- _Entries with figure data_
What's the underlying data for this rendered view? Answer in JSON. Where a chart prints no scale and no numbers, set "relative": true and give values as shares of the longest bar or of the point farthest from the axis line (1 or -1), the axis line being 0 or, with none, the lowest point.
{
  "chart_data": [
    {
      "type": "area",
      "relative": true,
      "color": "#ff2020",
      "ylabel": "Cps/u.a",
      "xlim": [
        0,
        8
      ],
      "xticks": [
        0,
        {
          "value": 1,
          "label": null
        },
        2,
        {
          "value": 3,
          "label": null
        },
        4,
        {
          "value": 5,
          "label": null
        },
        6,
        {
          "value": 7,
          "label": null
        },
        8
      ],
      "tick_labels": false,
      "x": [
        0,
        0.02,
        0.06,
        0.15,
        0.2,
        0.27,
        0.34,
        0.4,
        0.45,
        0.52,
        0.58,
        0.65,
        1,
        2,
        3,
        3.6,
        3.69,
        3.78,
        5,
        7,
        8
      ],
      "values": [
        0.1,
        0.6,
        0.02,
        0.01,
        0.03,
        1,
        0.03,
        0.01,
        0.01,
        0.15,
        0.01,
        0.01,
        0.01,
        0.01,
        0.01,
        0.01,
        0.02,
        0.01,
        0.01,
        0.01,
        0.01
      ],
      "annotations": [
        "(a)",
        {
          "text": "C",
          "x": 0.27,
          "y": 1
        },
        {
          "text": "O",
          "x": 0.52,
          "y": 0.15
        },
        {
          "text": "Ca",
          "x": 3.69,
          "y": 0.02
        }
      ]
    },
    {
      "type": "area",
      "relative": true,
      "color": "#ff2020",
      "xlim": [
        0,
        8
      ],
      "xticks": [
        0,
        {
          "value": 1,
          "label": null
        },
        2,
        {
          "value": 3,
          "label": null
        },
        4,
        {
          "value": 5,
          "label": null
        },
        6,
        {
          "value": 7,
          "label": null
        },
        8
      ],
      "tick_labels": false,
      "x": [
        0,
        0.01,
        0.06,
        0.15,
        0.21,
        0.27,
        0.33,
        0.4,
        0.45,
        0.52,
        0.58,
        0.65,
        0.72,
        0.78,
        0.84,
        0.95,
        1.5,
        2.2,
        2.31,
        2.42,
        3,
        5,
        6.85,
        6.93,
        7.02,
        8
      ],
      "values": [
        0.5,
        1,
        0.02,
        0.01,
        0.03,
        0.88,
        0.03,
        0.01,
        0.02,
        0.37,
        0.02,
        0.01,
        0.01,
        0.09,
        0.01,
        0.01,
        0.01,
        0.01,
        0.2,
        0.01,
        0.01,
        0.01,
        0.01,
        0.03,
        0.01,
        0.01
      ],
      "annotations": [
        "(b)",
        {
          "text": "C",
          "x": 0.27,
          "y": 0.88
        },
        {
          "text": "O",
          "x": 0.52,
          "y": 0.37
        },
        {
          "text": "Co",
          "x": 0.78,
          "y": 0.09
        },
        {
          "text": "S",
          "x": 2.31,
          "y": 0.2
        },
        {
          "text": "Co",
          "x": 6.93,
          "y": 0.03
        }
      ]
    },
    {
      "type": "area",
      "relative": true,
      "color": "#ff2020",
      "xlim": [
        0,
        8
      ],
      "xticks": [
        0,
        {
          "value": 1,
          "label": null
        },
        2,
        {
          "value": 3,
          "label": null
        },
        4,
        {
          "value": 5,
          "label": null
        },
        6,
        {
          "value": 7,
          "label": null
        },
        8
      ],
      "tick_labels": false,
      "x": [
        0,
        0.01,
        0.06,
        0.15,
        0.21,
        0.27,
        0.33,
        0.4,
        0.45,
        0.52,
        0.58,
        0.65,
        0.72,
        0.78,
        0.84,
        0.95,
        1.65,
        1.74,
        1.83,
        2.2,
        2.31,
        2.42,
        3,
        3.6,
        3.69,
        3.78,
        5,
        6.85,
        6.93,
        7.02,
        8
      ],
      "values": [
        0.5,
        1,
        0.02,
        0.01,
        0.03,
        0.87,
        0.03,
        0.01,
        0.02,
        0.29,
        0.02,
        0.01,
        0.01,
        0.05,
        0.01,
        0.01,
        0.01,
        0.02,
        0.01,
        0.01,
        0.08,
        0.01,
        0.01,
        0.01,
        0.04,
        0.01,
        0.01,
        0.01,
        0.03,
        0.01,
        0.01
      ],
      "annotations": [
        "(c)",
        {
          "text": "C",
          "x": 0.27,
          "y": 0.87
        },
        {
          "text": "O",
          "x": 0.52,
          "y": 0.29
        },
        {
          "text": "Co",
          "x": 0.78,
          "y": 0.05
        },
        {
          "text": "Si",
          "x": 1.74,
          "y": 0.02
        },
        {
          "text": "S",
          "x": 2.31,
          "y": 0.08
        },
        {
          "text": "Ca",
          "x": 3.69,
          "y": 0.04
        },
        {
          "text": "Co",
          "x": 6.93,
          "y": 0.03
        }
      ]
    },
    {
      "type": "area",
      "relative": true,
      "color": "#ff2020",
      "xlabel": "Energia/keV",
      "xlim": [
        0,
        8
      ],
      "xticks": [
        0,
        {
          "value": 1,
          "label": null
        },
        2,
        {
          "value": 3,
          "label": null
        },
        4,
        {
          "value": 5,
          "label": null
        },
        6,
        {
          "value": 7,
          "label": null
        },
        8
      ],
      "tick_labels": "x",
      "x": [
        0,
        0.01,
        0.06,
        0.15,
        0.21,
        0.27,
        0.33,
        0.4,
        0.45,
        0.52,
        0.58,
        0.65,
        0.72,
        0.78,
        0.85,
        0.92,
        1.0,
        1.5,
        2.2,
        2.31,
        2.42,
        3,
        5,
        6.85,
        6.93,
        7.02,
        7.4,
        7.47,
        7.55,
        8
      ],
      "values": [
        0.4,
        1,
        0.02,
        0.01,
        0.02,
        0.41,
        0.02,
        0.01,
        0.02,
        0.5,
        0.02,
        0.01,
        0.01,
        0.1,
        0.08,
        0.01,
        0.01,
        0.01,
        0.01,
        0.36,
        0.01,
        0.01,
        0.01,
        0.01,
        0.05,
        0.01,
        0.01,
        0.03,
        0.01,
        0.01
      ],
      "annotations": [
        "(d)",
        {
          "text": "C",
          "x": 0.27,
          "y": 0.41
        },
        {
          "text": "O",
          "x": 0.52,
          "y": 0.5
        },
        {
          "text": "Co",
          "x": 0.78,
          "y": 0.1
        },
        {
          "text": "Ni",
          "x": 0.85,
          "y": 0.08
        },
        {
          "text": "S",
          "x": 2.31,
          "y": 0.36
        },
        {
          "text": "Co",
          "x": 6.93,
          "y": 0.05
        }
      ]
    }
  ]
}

- _TASK DETAILS_
Restate the data above word for word.

- _WRITTEN RESPONSE_
What's the underlying data for this rendered view? Answer in JSON. Where a chart prints no scale and no numbers, set "relative": true and give values as shares of the longest bar or of the point farthest from the axis line (1 or -1), the axis line being 0 or, with none, the lowest point.
{
  "chart_data": [
    {
      "type": "area",
      "relative": true,
      "color": "#ff2020",
      "ylabel": "Cps/u.a",
      "xlim": [
        0,
        8
      ],
      "xticks": [
        0,
        {
          "value": 1,
          "label": null
        },
        2,
        {
          "value": 3,
          "label": null
        },
        4,
        {
          "value": 5,
          "label": null
        },
        6,
        {
          "value": 7,
          "label": null
        },
        8
      ],
      "tick_labels": false,
      "x": [
        0,
        0.02,
        0.06,
        0.15,
        0.2,
        0.27,
        0.34,
        0.4,
        0.45,
        0.52,
        0.58,
        0.65,
        1,
        2,
        3,
        3.6,
        3.69,
        3.78,
        5,
        7,
        8
      ],
      "values": [
        0.1,
        0.6,
        0.02,
        0.01,
        0.03,
        1,
        0.03,
        0.01,
        0.01,
        0.15,
        0.01,
        0.01,
        0.01,
        0.01,
        0.01,
        0.01,
        0.02,
        0.01,
        0.01,
        0.01,
        0.01
      ],
      "annotations": [
        "(a)",
        {
          "text": "C",
          "x": 0.27,
          "y": 1
        },
        {
          "text": "O",
          "x": 0.52,
          "y": 0.15
        },
        {
          "text": "Ca",
          "x": 3.69,
          "y": 0.02
        }
      ]
    },
    {
      "type": "area",
      "relative": true,
      "color": "#ff2020",
      "xlim": [
        0,
        8
      ],
      "xticks": [
        0,
        {
          "value": 1,
          "label": null
        },
        2,
        {
          "value": 3,
          "label": null
        },
        4,
        {
          "value": 5,
          "label": null
        },
        6,
        {
          "value": 7,
          "label": null
        },
        8
      ],
      "tick_labels": false,
      "x": [
        0,
        0.01,
        0.06,
        0.15,
        0.21,
        0.27,
        0.33,
        0.4,
        0.45,
        0.52,
        0.58,
        0.65,
        0.72,
        0.78,
        0.84,
        0.95,
        1.5,
        2.2,
        2.31,
        2.42,
        3,
        5,
        6.85,
        6.93,
        7.02,
        8
      ],
      "values": [
        0.5,
        1,
        0.02,
        0.01,
        0.03,
        0.88,
        0.03,
        0.01,
        0.02,
        0.37,
        0.02,
        0.01,
        0.01,
        0.09,
        0.01,
        0.01,
        0.01,
        0.01,
        0.2,
        0.01,
        0.01,
        0.01,
        0.01,
        0.03,
        0.01,
        0.01
      ],
      "annotations": [
        "(b)",
        {
          "text": "C",
          "x": 0.27,
          "y": 0.88
        },
        {
          "text": "O",
          "x": 0.52,
          "y": 0.37
        },
        {
          "text": "Co",
          "x": 0.78,
          "y": 0.09
        },
        {
          "text": "S",
          "x": 2.31,
          "y": 0.2
        },
        {
          "text": "Co",
          "x": 6.93,
          "y": 0.03
        }
      ]
    },
    {
      "type": "area",
      "relative": true,
      "color": "#ff2020",
      "xlim": [
        0,
        8
      ],
      "xticks": [
        0,
        {
          "value": 1,
          "label": null
        },
        2,
        {
          "value": 3,
          "label": null
        },
        4,
        {
          "value": 5,
          "label": null
        },
        6,
        {
          "value": 7,
          "label": null
        },
        8
      ],
      "tick_labels": false,
      "x": [
        0,
        0.01,
        0.06,
        0.15,
        0.21,
        0.27,
        0.33,
        0.4,
        0.45,
        0.52,
        0.58,
        0.65,
        0.72,
        0.78,
        0.84,
        0.95,
        1.65,
        1.74,
        1.83,
        2.2,
        2.31,
        2.42,
        3,
        3.6,
        3.69,
        3.78,
        5,
        6.85,
        6.93,
        7.02,
        8
      ],
      "values": [
        0.5,
        1,
        0.02,
        0.01,
        0.03,
        0.87,
        0.03,
        0.01,
        0.02,
        0.29,
        0.02,
        0.01,
        0.01,
        0.05,
        0.01,
        0.01,
        0.01,
        0.02,
        0.01,
        0.01,
        0.08,
        0.01,
        0.01,
        0.01,
        0.04,
        0.01,
        0.01,
        0.01,
        0.03,
        0.01,
        0.01
      ],
      "annotations": [
        "(c)",
        {
          "text": "C",
          "x": 0.27,
          "y": 0.87
        },
        {
          "text": "O",
          "x": 0.52,
          "y": 0.29
        },
        {
          "text": "Co",
          "x": 0.78,
          "y": 0.05
        },
        {
          "text": "Si",
          "x": 1.74,
          "y": 0.02
        },
        {
          "text": "S",
          "x": 2.31,
          "y": 0.08
        },
        {
          "text": "Ca",
          "x": 3.69,
          "y": 0.04
        },
        {
          "text": "Co",
          "x": 6.93,
          "y": 0.03
        }
      ]
    },
    {
      "type": "area",
      "relative": true,
      "color": "#ff2020",
      "xlabel": "Energia/keV",
      "xlim": [
        0,
        8
      ],
      "xticks": [
        0,
        {
          "value": 1,
          "label": null
        },
        2,
        {
          "value": 3,
          "label": null
        },
        4,
        {
          "value": 5,
          "label": null
        },
        6,
        {
          "value": 7,
          "label": null
        },
        8
      ],
      "tick_labels": "x",
      "x": [
        0,
        0.01,
        0.06,
        0.15,
        0.21,
        0.27,
        0.33,
        0.4,
        0.45,
        0.52,
        0.58,
        0.65,
        0.72,
        0.78,
        0.85,
        0.92,
        1.0,
        1.5,
        2.2,
        2.31,
        2.42,
        3,
        5,
        6.85,
        6.93,
        7.02,
        7.4,
        7.47,
        7.55,
        8
      ],
      "values": [
        0.4,
        1,
        0.02,
        0.01,
        0.02,
        0.41,
        0.02,
        0.01,
        0.02,
        0.5,
        0.02,
        0.01,
        0.01,
        0.1,
        0.08,
        0.01,
        0.01,
        0.01,
        0.01,
        0.36,
        0.01,
        0.01,
        0.01,
        0.01,
        0.05,
        0.01,
        0.01,
        0.03,
        0.01,
        0.01
      ],
      "annotations": [
        "(d)",
        {
          "text": "C",
          "x": 0.27,
          "y": 0.41
        },
        {
          "text": "O",
          "x": 0.52,
          "y": 0.5
        },
        {
          "text": "Co",
          "x": 0.78,
          "y": 0.1
        },
        {
          "text": "Ni",
          "x": 0.85,
          "y": 0.08
        },
        {
          "text": "S",
          "x": 2.31,
          "y": 0.36
        },
        {
          "text": "Co",
          "x": 6.93,
          "y": 0.05
        }
      ]
    }
  ]
}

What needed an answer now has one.